Copy out each line of the material below with no changes.
*****
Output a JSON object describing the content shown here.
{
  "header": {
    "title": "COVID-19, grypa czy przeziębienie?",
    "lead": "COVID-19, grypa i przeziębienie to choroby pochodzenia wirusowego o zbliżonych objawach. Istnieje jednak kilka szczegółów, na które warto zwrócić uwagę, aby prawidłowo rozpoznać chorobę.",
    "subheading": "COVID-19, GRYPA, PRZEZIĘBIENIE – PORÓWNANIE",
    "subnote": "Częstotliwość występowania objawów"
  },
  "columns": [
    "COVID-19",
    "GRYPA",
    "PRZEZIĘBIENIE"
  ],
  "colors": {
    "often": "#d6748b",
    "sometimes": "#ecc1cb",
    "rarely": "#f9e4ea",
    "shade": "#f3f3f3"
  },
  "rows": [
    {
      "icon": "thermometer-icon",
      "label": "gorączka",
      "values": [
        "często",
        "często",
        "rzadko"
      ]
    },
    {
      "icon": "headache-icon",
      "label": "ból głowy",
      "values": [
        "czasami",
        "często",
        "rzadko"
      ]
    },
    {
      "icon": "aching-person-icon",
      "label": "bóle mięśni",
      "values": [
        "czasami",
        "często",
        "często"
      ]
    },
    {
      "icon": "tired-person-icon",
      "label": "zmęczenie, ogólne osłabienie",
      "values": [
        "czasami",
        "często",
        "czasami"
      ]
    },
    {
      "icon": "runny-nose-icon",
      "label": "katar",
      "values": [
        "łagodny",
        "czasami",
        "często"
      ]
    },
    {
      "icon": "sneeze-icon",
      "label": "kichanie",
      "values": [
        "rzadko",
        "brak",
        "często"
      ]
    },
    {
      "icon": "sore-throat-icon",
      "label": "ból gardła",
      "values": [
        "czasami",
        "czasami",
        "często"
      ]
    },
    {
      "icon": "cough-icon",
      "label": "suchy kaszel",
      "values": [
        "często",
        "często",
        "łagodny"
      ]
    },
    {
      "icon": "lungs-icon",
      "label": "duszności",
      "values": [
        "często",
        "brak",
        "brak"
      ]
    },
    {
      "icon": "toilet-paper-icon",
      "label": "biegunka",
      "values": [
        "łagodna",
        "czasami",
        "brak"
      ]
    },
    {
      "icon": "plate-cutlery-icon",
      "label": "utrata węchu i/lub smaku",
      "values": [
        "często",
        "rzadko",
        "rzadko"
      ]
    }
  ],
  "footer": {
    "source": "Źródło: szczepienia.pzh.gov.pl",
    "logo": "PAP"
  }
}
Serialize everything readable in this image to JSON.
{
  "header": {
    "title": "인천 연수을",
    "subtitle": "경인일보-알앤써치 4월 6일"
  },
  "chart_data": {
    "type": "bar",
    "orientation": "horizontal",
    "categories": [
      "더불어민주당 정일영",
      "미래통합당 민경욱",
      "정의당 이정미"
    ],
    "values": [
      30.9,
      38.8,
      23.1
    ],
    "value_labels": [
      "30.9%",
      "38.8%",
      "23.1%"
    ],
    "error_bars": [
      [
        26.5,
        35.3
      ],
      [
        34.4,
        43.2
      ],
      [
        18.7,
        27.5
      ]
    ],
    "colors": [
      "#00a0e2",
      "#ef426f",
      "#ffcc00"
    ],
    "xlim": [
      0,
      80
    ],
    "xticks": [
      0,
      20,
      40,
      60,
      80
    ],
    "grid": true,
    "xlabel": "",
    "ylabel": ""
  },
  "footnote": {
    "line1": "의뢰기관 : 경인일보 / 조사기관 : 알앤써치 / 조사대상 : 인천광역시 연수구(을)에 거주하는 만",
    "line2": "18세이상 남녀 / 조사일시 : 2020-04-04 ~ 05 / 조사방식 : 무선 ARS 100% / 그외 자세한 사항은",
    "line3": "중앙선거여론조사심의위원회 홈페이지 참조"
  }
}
*****
- **CORRECT ANSWER**
Output a JSON object describing the content shown here.
{
  "header": {
    "title": "COVID-19, grypa czy przeziębienie?",
    "lead": "COVID-19, grypa i przeziębienie to choroby pochodzenia wirusowego o zbliżonych objawach. Istnieje jednak kilka szczegółów, na które warto zwrócić uwagę, aby prawidłowo rozpoznać chorobę.",
    "subheading": "COVID-19, GRYPA, PRZEZIĘBIENIE – PORÓWNANIE",
    "subnote": "Częstotliwość występowania objawów"
  },
  "columns": [
    "COVID-19",
    "GRYPA",
    "PRZEZIĘBIENIE"
  ],
  "colors": {
    "often": "#d6748b",
    "sometimes": "#ecc1cb",
    "rarely": "#f9e4ea",
    "shade": "#f3f3f3"
  },
  "rows": [
    {
      "icon": "thermometer-icon",
      "label": "gorączka",
      "values": [
        "często",
        "często",
        "rzadko"
      ]
    },
    {
      "icon": "headache-icon",
      "label": "ból głowy",
      "values": [
        "czasami",
        "często",
        "rzadko"
      ]
    },
    {
      "icon": "aching-person-icon",
      "label": "bóle mięśni",
      "values": [
        "czasami",
        "często",
        "często"
      ]
    },
    {
      "icon": "tired-person-icon",
      "label": "zmęczenie, ogólne osłabienie",
      "values": [
        "czasami",
        "często",
        "czasami"
      ]
    },
    {
      "icon": "runny-nose-icon",
      "label": "katar",
      "values": [
        "łagodny",
        "czasami",
        "często"
      ]
    },
    {
      "icon": "sneeze-icon",
      "label": "kichanie",
      "values": [
        "rzadko",
        "brak",
        "często"
      ]
    },
    {
      "icon": "sore-throat-icon",
      "label": "ból gardła",
      "values": [
        "czasami",
        "czasami",
        "często"
      ]
    },
    {
      "icon": "cough-icon",
      "label": "suchy kaszel",
      "values": [
        "często",
        "często",
        "łagodny"
      ]
    },
    {
      "icon": "lungs-icon",
      "label": "duszności",
      "values": [
        "często",
        "brak",
        "brak"
      ]
    },
    {
      "icon": "toilet-paper-icon",
      "label": "biegunka",
      "values": [
        "łagodna",
        "czasami",
        "brak"
      ]
    },
    {
      "icon": "plate-cutlery-icon",
      "label": "utrata węchu i/lub smaku",
      "values": [
        "często",
        "rzadko",
        "rzadko"
      ]
    }
  ],
  "footer": {
    "source": "Źródło: szczepienia.pzh.gov.pl",
    "logo": "PAP"
  }
}
Serialize everything readable in this image to JSON.
{
  "header": {
    "title": "인천 연수을",
    "subtitle": "경인일보-알앤써치 4월 6일"
  },
  "chart_data": {
    "type": "bar",
    "orientation": "horizontal",
    "categories": [
      "더불어민주당 정일영",
      "미래통합당 민경욱",
      "정의당 이정미"
    ],
    "values": [
      30.9,
      38.8,
      23.1
    ],
    "value_labels": [
      "30.9%",
      "38.8%",
      "23.1%"
    ],
    "error_bars": [
      [
        26.5,
        35.3
      ],
      [
        34.4,
        43.2
      ],
      [
        18.7,
        27.5
      ]
    ],
    "colors": [
      "#00a0e2",
      "#ef426f",
      "#ffcc00"
    ],
    "xlim": [
      0,
      80
    ],
    "xticks": [
      0,
      20,
      40,
      60,
      80
    ],
    "grid": true,
    "xlabel": "",
    "ylabel": ""
  },
  "footnote": {
    "line1": "의뢰기관 : 경인일보 / 조사기관 : 알앤써치 / 조사대상 : 인천광역시 연수구(을)에 거주하는 만",
    "line2": "18세이상 남녀 / 조사일시 : 2020-04-04 ~ 05 / 조사방식 : 무선 ARS 100% / 그외 자세한 사항은",
    "line3": "중앙선거여론조사심의위원회 홈페이지 참조"
  }
}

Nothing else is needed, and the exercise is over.